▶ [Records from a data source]
BEGIN

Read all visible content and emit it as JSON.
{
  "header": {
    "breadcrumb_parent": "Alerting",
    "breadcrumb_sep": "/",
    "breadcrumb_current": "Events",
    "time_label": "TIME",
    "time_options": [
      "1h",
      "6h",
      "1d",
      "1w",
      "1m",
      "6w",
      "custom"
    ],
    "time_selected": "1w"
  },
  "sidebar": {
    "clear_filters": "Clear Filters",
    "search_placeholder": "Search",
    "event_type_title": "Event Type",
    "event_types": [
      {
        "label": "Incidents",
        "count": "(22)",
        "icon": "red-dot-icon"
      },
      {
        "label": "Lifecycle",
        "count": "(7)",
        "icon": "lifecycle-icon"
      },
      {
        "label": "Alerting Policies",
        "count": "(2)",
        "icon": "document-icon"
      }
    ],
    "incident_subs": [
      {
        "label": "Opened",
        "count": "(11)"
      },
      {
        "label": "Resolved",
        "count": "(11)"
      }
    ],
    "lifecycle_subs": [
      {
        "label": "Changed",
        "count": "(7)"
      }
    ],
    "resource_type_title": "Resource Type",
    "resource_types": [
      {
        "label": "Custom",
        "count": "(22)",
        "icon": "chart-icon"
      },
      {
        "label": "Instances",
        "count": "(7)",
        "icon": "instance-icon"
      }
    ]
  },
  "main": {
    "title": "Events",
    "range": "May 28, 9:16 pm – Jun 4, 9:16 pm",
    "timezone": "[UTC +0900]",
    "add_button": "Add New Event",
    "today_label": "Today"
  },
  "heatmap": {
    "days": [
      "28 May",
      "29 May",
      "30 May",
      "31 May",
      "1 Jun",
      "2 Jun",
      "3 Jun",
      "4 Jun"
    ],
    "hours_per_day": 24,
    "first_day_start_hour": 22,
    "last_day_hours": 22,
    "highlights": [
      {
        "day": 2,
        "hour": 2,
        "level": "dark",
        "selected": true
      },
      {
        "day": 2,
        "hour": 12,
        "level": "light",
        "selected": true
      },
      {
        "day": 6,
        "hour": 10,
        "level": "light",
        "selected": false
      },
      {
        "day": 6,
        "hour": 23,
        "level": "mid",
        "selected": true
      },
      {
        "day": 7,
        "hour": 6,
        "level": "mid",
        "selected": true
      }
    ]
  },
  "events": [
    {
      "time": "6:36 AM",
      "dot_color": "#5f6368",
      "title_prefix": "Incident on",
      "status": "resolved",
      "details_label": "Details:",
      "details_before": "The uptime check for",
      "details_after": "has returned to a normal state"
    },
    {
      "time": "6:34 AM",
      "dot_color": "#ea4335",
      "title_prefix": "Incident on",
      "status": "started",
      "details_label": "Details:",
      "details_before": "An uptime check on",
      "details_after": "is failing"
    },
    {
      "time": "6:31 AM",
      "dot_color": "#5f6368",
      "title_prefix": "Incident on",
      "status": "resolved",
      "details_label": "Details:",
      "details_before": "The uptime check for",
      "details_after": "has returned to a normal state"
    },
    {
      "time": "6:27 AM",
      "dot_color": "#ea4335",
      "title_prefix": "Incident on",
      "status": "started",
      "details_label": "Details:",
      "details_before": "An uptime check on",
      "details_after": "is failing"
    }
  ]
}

END

▶ [INSTRUCTION] Print every line of the records exactly. Omit nothing.

▶ [REPLY]
Read all visible content and emit it as JSON.
{
  "header": {
    "breadcrumb_parent": "Alerting",
    "breadcrumb_sep": "/",
    "breadcrumb_current": "Events",
    "time_label": "TIME",
    "time_options": [
      "1h",
      "6h",
      "1d",
      "1w",
      "1m",
      "6w",
      "custom"
    ],
    "time_selected": "1w"
  },
  "sidebar": {
    "clear_filters": "Clear Filters",
    "search_placeholder": "Search",
    "event_type_title": "Event Type",
    "event_types": [
      {
        "label": "Incidents",
        "count": "(22)",
        "icon": "red-dot-icon"
      },
      {
        "label": "Lifecycle",
        "count": "(7)",
        "icon": "lifecycle-icon"
      },
      {
        "label": "Alerting Policies",
        "count": "(2)",
        "icon": "document-icon"
      }
    ],
    "incident_subs": [
      {
        "label": "Opened",
        "count": "(11)"
      },
      {
        "label": "Resolved",
        "count": "(11)"
      }
    ],
    "lifecycle_subs": [
      {
        "label": "Changed",
        "count": "(7)"
      }
    ],
    "resource_type_title": "Resource Type",
    "resource_types": [
      {
        "label": "Custom",
        "count": "(22)",
        "icon": "chart-icon"
      },
      {
        "label": "Instances",
        "count": "(7)",
        "icon": "instance-icon"
      }
    ]
  },
  "main": {
    "title": "Events",
    "range": "May 28, 9:16 pm – Jun 4, 9:16 pm",
    "timezone": "[UTC +0900]",
    "add_button": "Add New Event",
    "today_label": "Today"
  },
  "heatmap": {
    "days": [
      "28 May",
      "29 May",
      "30 May",
      "31 May",
      "1 Jun",
      "2 Jun",
      "3 Jun",
      "4 Jun"
    ],
    "hours_per_day": 24,
    "first_day_start_hour": 22,
    "last_day_hours": 22,
    "highlights": [
      {
        "day": 2,
        "hour": 2,
        "level": "dark",
        "selected": true
      },
      {
        "day": 2,
        "hour": 12,
        "level": "light",
        "selected": true
      },
      {
        "day": 6,
        "hour": 10,
        "level": "light",
        "selected": false
      },
      {
        "day": 6,
        "hour": 23,
        "level": "mid",
        "selected": true
      },
      {
        "day": 7,
        "hour": 6,
        "level": "mid",
        "selected": true
      }
    ]
  },
  "events": [
    {
      "time": "6:36 AM",
      "dot_color": "#5f6368",
      "title_prefix": "Incident on",
      "status": "resolved",
      "details_label": "Details:",
      "details_before": "The uptime check for",
      "details_after": "has returned to a normal state"
    },
    {
      "time": "6:34 AM",
      "dot_color": "#ea4335",
      "title_prefix": "Incident on",
      "status": "started",
      "details_label": "Details:",
      "details_before": "An uptime check on",
      "details_after": "is failing"
    },
    {
      "time": "6:31 AM",
      "dot_color": "#5f6368",
      "title_prefix": "Incident on",
      "status": "resolved",
      "details_label": "Details:",
      "details_before": "The uptime check for",
      "details_after": "has returned to a normal state"
    },
    {
      "time": "6:27 AM",
      "dot_color": "#ea4335",
      "title_prefix": "Incident on",
      "status": "started",
      "details_label": "Details:",
      "details_before": "An uptime check on",
      "details_after": "is failing"
    }
  ]
}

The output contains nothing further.